## start Data section

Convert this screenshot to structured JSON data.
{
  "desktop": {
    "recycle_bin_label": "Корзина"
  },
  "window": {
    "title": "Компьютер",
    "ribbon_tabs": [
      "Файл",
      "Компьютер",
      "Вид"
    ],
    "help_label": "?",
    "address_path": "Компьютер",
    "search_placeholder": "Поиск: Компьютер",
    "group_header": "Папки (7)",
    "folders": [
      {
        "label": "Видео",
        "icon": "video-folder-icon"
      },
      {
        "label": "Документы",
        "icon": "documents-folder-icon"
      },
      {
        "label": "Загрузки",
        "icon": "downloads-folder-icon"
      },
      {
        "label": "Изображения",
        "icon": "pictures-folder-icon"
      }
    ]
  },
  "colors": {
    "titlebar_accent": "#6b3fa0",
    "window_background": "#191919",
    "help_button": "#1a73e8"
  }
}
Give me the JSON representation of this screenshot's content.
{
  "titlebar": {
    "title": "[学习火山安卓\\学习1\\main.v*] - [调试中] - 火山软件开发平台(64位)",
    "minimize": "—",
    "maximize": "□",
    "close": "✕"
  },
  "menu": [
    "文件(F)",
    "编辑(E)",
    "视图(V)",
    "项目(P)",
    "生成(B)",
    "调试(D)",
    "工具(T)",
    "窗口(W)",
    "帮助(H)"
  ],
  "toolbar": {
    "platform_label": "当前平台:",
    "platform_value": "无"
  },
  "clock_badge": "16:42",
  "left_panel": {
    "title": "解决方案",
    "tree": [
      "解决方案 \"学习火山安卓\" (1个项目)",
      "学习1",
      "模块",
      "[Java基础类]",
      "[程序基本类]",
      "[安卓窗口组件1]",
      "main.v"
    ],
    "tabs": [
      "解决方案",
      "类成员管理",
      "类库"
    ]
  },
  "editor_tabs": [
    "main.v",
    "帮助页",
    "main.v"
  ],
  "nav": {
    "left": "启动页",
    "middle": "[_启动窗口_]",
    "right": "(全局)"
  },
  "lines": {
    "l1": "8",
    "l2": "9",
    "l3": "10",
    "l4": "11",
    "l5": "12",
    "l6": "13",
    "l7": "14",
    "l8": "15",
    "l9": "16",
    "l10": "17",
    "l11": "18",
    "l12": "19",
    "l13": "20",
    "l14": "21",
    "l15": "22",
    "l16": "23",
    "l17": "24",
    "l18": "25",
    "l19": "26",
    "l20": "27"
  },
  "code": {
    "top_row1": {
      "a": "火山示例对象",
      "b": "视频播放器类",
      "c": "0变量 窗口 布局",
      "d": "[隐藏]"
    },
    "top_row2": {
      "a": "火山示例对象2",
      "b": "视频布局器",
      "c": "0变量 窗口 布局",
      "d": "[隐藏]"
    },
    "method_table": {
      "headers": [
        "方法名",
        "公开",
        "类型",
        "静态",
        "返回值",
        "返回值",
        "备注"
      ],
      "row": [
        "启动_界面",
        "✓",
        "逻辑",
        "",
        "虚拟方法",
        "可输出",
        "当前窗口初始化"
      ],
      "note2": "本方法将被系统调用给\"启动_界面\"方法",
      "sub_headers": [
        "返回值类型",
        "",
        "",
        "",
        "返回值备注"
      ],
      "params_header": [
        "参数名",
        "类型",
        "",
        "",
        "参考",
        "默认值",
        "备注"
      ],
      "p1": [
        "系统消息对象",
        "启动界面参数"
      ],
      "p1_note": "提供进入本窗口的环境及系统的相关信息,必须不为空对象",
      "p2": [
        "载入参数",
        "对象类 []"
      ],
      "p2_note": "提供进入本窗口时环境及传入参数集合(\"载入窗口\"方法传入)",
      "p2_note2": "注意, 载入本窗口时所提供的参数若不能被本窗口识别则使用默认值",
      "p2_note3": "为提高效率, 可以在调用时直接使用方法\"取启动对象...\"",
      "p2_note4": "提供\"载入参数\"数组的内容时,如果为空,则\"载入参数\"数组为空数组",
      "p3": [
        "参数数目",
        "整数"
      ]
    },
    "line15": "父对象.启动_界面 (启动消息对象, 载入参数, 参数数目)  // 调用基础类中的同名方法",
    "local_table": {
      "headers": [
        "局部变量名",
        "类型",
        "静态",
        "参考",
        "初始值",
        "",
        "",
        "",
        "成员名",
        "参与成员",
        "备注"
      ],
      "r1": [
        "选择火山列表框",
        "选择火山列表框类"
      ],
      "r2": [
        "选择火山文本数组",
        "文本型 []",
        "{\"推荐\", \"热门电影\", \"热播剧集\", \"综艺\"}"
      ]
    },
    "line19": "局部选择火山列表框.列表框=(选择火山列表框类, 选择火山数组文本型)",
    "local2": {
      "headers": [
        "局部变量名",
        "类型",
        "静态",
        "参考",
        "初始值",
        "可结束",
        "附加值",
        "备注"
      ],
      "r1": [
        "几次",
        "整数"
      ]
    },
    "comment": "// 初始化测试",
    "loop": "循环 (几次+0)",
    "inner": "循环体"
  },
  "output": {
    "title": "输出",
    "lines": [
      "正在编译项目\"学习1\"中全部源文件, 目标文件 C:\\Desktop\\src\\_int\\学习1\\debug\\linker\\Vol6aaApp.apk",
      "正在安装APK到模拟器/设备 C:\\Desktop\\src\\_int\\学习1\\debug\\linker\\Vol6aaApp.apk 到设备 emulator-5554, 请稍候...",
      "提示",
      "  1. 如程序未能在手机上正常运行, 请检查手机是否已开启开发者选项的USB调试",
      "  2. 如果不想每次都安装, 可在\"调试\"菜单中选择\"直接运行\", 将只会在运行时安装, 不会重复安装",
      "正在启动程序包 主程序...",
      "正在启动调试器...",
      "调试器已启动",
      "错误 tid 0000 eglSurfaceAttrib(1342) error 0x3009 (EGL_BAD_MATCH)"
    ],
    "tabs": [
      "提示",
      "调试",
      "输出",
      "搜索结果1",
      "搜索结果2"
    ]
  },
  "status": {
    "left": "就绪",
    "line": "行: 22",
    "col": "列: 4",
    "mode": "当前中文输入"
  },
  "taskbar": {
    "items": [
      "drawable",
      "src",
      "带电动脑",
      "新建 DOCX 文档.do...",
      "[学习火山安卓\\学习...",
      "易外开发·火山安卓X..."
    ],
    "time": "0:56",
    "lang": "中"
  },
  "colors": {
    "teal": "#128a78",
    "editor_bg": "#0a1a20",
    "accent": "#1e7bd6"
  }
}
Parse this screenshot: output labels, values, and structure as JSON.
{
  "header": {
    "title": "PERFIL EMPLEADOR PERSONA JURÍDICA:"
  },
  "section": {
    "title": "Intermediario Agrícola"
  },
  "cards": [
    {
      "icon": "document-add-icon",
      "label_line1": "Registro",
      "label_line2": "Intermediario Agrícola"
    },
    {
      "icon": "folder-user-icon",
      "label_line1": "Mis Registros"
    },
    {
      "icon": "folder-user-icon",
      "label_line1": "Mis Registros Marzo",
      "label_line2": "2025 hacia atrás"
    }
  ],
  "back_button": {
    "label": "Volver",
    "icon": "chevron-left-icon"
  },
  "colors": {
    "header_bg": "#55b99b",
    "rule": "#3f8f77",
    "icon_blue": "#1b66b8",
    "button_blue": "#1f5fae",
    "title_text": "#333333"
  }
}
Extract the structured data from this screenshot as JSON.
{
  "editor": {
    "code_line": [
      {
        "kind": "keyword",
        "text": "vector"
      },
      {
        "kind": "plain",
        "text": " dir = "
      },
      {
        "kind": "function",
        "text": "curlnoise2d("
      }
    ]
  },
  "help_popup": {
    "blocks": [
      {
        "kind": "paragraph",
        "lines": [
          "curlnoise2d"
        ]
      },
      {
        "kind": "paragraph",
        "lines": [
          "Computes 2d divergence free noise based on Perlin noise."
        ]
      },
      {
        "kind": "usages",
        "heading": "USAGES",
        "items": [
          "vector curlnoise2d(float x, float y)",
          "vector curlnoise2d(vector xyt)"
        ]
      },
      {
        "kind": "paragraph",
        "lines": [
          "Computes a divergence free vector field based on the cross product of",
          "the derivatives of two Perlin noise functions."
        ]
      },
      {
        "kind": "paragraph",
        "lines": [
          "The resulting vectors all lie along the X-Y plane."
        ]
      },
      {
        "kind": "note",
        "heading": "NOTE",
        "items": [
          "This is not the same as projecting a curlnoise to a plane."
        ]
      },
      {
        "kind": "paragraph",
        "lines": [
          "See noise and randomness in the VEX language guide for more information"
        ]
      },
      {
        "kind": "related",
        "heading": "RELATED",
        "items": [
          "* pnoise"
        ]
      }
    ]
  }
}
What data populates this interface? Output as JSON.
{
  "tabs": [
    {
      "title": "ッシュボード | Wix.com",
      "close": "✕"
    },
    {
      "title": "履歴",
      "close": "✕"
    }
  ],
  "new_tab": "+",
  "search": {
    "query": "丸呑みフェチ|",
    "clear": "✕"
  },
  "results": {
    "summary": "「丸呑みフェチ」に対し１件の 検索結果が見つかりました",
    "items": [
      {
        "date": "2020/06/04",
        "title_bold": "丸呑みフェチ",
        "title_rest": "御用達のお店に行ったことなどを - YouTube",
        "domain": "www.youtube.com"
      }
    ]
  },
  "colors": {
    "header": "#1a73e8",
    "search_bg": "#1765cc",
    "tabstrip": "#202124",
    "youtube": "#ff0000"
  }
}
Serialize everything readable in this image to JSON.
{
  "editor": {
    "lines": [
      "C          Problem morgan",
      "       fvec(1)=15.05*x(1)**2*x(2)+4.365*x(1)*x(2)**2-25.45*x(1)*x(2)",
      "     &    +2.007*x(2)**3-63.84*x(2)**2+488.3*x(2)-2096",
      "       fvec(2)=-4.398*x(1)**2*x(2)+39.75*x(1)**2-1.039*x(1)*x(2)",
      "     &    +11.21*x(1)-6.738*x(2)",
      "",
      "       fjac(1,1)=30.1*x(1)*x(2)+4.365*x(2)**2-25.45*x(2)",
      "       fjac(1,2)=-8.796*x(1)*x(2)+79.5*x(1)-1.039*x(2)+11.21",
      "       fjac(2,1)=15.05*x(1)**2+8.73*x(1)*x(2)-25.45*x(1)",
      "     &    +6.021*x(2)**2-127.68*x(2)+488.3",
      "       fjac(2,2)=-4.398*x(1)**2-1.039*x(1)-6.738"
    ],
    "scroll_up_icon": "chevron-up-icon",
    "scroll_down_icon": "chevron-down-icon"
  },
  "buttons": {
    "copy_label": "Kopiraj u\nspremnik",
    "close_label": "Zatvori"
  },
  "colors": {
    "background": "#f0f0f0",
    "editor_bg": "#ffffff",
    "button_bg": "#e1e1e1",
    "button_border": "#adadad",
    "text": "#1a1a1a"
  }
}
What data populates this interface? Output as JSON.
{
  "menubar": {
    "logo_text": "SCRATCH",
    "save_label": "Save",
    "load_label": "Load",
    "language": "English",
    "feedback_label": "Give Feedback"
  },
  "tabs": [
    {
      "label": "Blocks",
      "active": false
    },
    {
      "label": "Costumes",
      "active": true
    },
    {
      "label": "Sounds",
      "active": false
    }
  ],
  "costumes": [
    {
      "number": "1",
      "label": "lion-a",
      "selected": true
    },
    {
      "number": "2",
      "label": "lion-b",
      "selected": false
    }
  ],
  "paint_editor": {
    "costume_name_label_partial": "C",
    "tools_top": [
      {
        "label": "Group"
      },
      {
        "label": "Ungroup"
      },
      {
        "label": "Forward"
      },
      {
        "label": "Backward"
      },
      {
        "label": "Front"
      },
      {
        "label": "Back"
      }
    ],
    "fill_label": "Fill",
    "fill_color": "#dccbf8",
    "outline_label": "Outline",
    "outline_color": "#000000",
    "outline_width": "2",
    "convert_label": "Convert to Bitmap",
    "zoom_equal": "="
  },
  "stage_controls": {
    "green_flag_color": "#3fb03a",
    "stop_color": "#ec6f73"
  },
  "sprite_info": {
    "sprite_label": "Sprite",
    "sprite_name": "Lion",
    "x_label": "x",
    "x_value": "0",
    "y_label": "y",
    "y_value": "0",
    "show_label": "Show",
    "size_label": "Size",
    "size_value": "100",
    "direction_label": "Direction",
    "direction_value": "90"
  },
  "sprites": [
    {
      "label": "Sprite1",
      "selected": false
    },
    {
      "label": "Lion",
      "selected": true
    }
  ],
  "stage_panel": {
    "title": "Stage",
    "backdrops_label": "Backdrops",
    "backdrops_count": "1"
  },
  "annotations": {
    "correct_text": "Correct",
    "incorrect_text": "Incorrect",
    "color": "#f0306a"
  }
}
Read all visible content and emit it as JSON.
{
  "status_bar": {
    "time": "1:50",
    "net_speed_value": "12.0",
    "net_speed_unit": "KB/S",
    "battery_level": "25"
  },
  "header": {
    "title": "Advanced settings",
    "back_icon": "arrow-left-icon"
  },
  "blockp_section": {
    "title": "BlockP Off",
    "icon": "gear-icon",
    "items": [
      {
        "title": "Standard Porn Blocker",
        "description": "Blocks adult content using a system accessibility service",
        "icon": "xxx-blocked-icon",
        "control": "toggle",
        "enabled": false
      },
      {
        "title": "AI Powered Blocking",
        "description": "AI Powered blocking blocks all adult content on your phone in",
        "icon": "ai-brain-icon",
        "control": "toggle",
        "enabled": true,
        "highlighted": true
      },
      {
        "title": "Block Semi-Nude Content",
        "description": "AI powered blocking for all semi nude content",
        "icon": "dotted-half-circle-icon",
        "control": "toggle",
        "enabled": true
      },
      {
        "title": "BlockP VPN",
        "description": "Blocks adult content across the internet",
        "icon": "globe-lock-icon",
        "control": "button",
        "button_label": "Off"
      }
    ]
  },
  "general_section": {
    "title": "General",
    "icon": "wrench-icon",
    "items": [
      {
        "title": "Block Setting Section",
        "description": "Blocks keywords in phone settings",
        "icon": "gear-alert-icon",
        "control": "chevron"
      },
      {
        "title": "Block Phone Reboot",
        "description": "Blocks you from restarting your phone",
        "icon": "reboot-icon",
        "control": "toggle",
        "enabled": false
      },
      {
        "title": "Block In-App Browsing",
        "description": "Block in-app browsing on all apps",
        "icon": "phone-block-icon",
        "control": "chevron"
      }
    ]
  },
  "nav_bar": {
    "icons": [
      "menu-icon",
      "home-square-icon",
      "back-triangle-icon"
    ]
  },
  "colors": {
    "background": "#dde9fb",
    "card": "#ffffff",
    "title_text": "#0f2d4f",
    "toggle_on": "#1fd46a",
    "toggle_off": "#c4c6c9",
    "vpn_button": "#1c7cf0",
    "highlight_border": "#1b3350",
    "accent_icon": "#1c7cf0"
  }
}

## end Data section

◆ **Instruction**
Go through the records and show every line with the string "structured" in it.

◆ **Correct output**
Convert this screenshot to structured JSON data.
Extract the structured data from this screenshot as JSON.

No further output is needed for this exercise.